▶ _Short problem_
Below are entries. Pull out all lines containing "ylabel".
+++
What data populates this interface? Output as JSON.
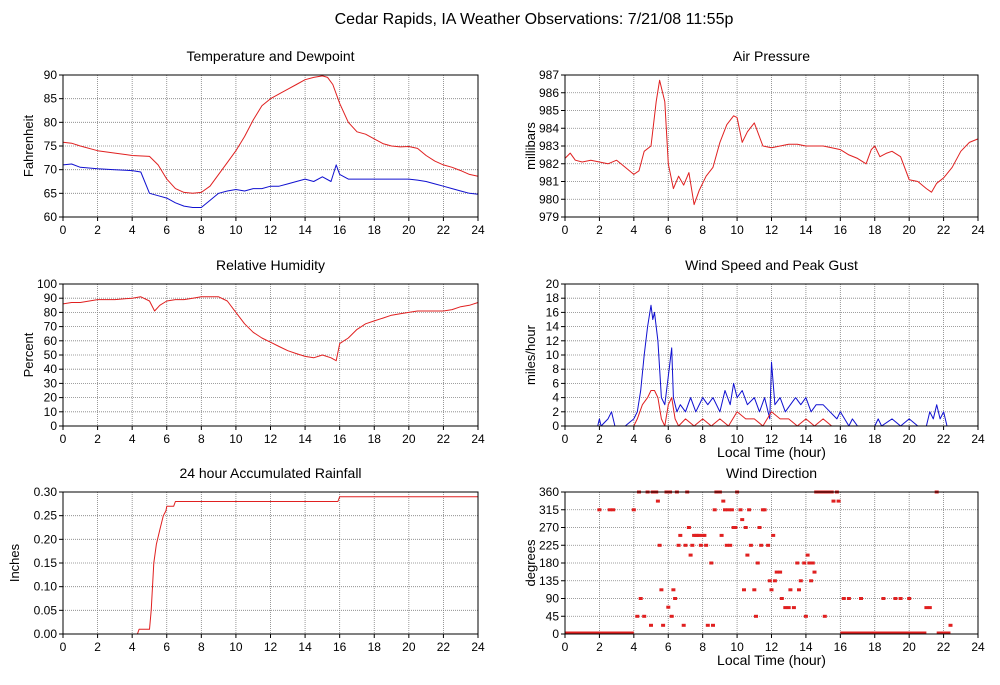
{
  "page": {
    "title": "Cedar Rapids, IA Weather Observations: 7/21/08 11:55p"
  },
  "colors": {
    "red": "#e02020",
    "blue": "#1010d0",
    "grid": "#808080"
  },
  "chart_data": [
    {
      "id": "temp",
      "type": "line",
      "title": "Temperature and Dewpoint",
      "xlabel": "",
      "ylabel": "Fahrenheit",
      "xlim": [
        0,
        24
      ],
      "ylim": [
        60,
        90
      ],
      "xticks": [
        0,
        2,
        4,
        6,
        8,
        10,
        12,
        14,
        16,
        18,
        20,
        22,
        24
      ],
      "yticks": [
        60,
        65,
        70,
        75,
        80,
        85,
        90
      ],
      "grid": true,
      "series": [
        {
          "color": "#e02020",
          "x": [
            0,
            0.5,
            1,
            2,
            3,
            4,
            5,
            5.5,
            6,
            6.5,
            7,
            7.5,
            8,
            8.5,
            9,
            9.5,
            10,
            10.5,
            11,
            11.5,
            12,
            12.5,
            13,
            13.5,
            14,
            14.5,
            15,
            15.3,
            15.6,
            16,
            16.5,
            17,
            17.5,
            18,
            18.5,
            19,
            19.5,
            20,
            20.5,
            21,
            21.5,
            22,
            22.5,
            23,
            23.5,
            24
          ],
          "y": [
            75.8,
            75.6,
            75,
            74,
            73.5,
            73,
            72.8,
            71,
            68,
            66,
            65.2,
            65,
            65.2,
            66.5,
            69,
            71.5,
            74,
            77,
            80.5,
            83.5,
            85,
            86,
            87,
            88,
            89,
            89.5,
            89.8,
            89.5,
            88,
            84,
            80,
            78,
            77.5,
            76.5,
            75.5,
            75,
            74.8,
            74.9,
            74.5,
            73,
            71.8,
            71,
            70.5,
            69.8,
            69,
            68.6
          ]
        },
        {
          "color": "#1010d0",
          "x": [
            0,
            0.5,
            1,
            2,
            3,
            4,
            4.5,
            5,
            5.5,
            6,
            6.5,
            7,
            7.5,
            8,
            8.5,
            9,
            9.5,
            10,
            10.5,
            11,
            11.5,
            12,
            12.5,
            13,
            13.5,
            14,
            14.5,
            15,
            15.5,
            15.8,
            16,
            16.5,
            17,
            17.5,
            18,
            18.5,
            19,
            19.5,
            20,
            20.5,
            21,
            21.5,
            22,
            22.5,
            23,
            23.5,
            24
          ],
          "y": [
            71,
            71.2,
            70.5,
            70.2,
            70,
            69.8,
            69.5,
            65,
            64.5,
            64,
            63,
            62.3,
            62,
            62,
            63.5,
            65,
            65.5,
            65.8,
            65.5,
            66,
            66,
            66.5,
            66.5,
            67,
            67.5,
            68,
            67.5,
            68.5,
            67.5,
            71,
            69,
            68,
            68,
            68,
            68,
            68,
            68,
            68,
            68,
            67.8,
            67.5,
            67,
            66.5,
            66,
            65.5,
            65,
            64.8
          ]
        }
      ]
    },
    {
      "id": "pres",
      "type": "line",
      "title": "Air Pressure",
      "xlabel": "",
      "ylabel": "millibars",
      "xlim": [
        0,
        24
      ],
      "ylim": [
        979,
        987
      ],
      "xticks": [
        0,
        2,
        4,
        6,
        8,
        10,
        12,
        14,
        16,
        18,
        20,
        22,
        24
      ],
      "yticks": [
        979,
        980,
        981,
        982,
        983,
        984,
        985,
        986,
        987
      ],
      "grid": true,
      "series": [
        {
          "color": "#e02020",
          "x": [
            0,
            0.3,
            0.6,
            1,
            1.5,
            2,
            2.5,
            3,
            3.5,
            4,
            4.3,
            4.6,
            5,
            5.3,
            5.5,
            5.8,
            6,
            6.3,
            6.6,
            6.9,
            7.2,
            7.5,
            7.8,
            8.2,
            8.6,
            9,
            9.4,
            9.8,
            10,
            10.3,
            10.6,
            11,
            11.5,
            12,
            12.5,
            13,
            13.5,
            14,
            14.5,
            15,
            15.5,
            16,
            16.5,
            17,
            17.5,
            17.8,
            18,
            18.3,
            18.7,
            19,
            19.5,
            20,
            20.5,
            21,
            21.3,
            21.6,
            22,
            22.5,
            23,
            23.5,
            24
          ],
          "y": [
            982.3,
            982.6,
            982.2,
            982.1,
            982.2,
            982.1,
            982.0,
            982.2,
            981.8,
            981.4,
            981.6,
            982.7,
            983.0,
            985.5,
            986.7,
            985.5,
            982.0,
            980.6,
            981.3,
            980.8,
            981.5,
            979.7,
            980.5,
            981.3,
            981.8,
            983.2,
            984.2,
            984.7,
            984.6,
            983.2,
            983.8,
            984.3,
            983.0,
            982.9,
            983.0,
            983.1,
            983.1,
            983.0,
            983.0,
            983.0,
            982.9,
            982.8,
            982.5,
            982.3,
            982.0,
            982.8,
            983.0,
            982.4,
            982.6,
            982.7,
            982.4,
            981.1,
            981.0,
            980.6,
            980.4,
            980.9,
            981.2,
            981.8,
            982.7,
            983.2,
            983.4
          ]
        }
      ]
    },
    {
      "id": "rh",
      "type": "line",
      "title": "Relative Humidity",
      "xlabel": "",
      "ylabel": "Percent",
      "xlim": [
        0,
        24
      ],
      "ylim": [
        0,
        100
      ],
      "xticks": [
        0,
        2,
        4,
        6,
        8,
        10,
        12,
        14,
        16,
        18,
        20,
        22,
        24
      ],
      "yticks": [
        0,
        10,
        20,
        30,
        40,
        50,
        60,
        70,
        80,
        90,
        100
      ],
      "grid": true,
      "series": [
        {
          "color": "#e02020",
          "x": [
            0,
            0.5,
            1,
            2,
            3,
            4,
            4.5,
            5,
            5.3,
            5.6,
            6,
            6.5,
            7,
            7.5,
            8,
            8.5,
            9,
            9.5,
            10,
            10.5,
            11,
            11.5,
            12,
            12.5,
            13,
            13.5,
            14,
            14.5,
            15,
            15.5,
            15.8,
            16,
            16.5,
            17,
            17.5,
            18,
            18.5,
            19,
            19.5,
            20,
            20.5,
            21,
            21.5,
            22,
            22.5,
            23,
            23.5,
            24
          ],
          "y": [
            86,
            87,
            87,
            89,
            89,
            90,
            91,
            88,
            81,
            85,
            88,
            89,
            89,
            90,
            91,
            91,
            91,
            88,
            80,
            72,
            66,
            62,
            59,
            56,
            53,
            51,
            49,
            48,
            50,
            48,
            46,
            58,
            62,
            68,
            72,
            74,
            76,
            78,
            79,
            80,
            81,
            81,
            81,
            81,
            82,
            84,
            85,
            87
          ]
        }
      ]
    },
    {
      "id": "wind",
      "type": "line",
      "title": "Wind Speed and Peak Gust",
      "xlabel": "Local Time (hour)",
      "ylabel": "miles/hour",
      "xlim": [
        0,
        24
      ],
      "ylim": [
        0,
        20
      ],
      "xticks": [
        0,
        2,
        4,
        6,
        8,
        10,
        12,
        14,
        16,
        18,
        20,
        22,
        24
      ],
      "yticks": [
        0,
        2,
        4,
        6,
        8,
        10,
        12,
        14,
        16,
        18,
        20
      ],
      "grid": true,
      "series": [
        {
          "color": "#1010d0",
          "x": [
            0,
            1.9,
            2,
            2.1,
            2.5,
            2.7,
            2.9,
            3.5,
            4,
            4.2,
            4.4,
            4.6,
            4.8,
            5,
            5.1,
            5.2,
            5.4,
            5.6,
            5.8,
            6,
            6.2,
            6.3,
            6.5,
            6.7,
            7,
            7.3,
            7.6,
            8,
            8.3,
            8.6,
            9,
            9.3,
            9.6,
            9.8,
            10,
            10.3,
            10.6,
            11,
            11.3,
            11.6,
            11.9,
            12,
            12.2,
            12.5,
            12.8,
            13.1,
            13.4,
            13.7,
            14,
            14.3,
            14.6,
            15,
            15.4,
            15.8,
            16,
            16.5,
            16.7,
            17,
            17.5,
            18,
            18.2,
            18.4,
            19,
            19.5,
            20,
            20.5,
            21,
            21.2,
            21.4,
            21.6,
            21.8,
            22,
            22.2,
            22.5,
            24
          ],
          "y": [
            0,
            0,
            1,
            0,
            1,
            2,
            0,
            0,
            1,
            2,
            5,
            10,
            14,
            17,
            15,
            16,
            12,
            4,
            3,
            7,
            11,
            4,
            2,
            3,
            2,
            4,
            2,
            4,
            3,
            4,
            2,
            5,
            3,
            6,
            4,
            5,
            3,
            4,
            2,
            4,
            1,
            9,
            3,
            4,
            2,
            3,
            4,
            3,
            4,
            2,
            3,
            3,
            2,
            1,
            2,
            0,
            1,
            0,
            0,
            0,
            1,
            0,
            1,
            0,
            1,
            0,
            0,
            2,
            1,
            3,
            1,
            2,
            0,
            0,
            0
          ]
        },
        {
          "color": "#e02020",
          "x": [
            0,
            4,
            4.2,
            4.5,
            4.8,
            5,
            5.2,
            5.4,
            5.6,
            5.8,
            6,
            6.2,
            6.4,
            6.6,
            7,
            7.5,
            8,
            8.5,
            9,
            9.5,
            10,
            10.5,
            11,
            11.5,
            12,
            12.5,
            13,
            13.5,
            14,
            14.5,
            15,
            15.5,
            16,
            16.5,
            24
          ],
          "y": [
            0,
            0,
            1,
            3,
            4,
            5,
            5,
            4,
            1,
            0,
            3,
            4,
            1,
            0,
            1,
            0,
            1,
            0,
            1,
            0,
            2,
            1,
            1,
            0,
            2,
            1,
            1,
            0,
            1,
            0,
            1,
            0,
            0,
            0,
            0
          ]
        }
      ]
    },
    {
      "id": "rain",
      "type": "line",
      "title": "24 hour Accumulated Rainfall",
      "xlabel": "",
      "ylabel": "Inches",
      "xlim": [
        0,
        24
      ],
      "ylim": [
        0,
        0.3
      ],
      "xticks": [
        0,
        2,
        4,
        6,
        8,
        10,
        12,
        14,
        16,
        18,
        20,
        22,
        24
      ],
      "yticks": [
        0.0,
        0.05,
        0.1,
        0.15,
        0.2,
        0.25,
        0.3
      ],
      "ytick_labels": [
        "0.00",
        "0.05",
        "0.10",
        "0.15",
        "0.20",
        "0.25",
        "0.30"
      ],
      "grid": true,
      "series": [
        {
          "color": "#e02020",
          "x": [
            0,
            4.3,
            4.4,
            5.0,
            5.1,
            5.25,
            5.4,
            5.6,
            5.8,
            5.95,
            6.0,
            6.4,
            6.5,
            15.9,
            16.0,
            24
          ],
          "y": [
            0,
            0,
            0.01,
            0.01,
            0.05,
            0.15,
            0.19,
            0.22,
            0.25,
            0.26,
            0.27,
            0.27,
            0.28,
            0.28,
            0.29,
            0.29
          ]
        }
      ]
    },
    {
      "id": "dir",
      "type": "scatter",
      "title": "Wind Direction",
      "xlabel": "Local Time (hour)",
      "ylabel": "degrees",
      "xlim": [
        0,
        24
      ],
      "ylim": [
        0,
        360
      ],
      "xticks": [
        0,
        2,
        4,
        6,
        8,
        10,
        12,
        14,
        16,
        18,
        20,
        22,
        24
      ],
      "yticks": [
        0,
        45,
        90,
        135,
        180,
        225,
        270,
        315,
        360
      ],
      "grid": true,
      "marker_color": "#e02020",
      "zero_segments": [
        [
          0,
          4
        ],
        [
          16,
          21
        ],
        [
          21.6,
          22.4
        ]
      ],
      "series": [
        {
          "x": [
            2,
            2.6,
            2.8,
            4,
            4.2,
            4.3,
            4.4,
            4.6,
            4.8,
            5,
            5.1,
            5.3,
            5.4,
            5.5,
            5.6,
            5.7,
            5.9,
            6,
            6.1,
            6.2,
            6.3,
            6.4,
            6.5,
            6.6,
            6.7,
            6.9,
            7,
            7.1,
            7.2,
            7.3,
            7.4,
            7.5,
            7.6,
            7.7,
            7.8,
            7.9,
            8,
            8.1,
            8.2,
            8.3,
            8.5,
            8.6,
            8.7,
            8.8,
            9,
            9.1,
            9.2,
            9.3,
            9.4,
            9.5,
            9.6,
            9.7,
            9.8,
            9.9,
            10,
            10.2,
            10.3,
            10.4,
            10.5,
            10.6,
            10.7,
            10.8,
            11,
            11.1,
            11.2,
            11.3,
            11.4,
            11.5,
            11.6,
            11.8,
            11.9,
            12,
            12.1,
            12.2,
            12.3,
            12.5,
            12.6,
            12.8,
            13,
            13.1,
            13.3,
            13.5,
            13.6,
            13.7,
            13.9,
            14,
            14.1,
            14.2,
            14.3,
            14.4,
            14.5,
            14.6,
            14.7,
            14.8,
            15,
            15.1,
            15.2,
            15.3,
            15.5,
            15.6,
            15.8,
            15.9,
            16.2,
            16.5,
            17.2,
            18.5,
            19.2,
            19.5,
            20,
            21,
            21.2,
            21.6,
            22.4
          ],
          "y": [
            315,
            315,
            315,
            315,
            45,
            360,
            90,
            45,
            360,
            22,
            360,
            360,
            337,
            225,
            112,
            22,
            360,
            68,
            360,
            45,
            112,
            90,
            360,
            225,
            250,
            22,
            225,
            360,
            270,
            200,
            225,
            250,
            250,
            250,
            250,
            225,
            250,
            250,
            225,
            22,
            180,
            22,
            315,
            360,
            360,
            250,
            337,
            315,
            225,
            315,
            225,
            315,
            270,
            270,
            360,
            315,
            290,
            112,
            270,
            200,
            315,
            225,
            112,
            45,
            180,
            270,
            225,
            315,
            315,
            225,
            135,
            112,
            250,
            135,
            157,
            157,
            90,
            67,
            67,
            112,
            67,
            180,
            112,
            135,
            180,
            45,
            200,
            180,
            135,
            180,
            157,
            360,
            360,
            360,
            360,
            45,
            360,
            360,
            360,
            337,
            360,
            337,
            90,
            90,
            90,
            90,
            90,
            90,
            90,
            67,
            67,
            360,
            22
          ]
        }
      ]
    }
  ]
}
+++
▶ _Exercise response_
      "ylabel": "Fahrenheit",
      "ylabel": "millibars",
      "ylabel": "Percent",
      "ylabel": "miles/hour",
      "ylabel": "Inches",
      "ylabel": "degrees",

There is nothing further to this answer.